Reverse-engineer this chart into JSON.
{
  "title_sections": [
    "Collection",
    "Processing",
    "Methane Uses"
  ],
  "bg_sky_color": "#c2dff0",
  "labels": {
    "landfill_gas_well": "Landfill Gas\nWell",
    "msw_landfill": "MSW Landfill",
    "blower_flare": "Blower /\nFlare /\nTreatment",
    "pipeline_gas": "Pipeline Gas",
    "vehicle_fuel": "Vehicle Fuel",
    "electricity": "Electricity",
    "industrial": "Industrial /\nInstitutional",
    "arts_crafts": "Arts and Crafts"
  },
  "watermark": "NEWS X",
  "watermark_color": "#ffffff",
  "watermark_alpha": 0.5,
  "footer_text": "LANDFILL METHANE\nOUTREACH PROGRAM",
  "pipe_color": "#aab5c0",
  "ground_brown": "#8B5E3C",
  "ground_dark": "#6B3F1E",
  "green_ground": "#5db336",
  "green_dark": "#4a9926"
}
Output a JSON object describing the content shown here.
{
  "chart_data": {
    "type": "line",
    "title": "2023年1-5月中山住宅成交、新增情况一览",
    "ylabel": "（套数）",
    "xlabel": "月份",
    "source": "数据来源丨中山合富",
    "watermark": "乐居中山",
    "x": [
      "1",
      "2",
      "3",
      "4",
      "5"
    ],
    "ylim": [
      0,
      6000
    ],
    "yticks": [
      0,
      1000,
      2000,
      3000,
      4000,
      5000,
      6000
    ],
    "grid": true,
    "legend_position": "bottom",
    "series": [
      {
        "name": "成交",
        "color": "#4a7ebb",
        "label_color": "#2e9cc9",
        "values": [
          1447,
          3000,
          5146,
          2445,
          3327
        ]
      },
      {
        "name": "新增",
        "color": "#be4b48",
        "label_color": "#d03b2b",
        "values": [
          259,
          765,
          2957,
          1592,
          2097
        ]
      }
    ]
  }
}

**Set exercise**
Output all of the data again, exactly.

**Result of this task**
Reverse-engineer this chart into JSON.
{
  "title_sections": [
    "Collection",
    "Processing",
    "Methane Uses"
  ],
  "bg_sky_color": "#c2dff0",
  "labels": {
    "landfill_gas_well": "Landfill Gas\nWell",
    "msw_landfill": "MSW Landfill",
    "blower_flare": "Blower /\nFlare /\nTreatment",
    "pipeline_gas": "Pipeline Gas",
    "vehicle_fuel": "Vehicle Fuel",
    "electricity": "Electricity",
    "industrial": "Industrial /\nInstitutional",
    "arts_crafts": "Arts and Crafts"
  },
  "watermark": "NEWS X",
  "watermark_color": "#ffffff",
  "watermark_alpha": 0.5,
  "footer_text": "LANDFILL METHANE\nOUTREACH PROGRAM",
  "pipe_color": "#aab5c0",
  "ground_brown": "#8B5E3C",
  "ground_dark": "#6B3F1E",
  "green_ground": "#5db336",
  "green_dark": "#4a9926"
}
Output a JSON object describing the content shown here.
{
  "chart_data": {
    "type": "line",
    "title": "2023年1-5月中山住宅成交、新增情况一览",
    "ylabel": "（套数）",
    "xlabel": "月份",
    "source": "数据来源丨中山合富",
    "watermark": "乐居中山",
    "x": [
      "1",
      "2",
      "3",
      "4",
      "5"
    ],
    "ylim": [
      0,
      6000
    ],
    "yticks": [
      0,
      1000,
      2000,
      3000,
      4000,
      5000,
      6000
    ],
    "grid": true,
    "legend_position": "bottom",
    "series": [
      {
        "name": "成交",
        "color": "#4a7ebb",
        "label_color": "#2e9cc9",
        "values": [
          1447,
          3000,
          5146,
          2445,
          3327
        ]
      },
      {
        "name": "新增",
        "color": "#be4b48",
        "label_color": "#d03b2b",
        "values": [
          259,
          765,
          2957,
          1592,
          2097
        ]
      }
    ]
  }
}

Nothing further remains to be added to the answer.